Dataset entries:
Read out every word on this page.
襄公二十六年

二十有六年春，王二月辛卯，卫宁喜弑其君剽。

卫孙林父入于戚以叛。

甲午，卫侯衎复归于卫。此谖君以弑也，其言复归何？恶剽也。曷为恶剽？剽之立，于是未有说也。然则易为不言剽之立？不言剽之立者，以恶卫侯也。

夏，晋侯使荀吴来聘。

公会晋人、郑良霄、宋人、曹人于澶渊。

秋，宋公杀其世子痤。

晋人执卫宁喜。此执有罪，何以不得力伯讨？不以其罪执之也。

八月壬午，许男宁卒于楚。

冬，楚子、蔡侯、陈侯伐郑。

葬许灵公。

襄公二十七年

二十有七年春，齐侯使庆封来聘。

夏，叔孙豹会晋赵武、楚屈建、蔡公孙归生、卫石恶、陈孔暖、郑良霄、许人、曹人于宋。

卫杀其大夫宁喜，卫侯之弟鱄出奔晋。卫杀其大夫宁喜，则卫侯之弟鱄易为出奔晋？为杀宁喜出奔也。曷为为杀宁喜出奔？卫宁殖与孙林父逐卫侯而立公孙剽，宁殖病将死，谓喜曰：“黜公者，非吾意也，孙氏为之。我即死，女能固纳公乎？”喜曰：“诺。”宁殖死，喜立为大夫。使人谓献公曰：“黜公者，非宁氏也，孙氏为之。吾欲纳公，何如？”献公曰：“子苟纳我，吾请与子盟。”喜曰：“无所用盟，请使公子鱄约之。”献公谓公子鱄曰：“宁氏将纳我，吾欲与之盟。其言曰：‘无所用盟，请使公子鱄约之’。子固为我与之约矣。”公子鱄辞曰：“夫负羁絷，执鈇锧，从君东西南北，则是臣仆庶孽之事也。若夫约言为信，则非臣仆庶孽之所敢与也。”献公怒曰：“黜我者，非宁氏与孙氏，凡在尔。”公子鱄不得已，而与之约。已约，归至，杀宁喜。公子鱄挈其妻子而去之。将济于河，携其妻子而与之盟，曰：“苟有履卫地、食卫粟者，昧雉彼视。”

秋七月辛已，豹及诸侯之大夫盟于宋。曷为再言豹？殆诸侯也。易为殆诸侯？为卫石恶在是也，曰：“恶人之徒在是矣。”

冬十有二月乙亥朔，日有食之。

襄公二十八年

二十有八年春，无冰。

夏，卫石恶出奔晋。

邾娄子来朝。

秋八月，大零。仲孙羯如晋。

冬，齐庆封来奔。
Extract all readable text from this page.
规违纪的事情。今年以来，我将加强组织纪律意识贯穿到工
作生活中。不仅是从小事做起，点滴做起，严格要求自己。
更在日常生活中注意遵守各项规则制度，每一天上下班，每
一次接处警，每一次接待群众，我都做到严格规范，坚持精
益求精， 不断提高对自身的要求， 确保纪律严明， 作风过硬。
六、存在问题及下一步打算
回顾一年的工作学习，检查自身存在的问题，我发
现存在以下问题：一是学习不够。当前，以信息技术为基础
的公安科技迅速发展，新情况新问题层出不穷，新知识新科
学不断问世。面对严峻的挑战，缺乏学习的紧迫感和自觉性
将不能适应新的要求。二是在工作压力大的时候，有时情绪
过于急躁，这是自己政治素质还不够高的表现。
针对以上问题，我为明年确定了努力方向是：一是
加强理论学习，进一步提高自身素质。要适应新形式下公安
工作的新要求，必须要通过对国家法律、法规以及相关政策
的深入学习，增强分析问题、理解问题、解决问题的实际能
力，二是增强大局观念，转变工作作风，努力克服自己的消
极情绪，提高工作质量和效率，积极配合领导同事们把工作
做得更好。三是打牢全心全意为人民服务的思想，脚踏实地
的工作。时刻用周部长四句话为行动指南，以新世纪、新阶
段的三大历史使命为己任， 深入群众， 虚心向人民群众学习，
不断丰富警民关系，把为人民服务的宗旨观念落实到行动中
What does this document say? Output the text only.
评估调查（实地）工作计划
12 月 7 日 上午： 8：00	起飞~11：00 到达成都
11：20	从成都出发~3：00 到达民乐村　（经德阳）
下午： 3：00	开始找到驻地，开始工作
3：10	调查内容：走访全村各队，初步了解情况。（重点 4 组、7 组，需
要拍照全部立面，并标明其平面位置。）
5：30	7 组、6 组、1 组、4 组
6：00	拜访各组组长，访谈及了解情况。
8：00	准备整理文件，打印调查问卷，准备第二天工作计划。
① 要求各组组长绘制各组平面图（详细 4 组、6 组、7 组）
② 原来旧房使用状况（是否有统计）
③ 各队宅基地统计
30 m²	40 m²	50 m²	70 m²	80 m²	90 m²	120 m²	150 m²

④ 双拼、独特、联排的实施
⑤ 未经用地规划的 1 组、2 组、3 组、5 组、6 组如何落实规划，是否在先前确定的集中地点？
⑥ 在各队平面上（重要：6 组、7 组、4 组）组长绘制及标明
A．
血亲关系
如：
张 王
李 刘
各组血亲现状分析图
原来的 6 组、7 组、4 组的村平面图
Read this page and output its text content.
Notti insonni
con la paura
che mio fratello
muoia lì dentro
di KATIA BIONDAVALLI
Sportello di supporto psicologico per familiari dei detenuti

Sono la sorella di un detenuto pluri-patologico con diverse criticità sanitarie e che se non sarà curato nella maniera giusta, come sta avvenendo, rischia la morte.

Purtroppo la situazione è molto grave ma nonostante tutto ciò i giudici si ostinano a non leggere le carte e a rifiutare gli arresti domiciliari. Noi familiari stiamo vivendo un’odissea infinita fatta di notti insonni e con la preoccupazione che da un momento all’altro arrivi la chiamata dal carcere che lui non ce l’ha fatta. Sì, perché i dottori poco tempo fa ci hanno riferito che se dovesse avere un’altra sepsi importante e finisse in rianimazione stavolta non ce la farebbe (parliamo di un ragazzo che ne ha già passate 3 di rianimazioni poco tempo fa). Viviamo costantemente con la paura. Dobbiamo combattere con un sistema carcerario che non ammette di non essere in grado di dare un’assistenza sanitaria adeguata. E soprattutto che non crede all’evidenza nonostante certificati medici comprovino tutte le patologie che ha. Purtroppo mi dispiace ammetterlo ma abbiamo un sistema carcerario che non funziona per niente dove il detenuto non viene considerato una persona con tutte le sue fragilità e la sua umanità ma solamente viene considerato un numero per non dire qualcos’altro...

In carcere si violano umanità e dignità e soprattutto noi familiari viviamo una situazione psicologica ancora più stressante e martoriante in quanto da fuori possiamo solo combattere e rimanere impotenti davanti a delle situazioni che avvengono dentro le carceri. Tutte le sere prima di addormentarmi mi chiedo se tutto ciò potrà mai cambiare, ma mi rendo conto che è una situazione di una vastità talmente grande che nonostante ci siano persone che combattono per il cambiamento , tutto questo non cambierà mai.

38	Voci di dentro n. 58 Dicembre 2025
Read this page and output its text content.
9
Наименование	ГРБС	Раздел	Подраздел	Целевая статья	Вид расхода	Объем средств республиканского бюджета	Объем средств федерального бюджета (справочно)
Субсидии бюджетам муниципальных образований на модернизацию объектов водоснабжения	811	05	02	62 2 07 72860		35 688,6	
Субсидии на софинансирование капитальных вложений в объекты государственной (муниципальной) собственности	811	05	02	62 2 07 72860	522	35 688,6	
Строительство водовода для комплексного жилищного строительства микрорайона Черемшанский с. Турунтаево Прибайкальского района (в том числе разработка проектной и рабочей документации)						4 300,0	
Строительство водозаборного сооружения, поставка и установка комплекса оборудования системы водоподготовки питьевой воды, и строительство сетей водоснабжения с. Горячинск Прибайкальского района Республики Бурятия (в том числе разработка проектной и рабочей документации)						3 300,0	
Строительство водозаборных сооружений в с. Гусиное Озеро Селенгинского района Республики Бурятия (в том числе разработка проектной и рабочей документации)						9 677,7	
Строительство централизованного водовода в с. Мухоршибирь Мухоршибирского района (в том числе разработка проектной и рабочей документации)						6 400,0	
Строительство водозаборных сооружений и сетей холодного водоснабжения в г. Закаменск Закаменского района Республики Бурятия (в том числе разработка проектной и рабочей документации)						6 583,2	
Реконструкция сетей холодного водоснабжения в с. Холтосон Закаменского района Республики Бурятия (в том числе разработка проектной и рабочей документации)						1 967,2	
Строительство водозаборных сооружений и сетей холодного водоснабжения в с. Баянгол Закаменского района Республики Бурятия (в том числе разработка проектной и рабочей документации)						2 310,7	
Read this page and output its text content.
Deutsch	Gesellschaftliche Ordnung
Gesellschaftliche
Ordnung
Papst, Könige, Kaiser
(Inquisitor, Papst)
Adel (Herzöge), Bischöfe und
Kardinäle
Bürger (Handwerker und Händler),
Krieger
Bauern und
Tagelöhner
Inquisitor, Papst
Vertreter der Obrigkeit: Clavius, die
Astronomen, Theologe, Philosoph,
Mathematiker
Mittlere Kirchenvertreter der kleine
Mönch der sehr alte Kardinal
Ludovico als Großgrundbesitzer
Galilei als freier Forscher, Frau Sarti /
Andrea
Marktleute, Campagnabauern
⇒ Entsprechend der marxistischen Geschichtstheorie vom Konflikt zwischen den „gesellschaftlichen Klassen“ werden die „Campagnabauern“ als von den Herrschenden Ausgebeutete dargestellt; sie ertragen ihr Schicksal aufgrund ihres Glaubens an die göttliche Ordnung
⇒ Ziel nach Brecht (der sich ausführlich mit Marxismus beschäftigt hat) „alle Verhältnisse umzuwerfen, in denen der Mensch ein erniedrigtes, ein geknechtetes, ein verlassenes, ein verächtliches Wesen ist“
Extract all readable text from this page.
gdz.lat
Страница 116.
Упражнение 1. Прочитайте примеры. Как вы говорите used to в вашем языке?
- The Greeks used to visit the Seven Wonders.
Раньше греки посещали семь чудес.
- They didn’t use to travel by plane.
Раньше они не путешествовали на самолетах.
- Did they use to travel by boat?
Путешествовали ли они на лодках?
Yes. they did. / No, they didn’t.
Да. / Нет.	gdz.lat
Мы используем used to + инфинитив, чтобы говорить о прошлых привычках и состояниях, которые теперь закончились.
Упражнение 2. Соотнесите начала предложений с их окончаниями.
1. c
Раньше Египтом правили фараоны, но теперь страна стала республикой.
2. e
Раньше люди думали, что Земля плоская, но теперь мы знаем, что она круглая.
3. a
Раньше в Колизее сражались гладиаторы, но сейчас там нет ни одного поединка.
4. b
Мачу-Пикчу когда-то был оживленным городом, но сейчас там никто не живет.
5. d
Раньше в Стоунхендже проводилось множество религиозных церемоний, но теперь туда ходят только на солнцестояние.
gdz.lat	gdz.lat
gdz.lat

Stated task:
Track down the lines that include the word "Papst" and copy them.

Answer in full:
Papst, Könige, Kaiser
(Inquisitor, Papst)
Inquisitor, Papst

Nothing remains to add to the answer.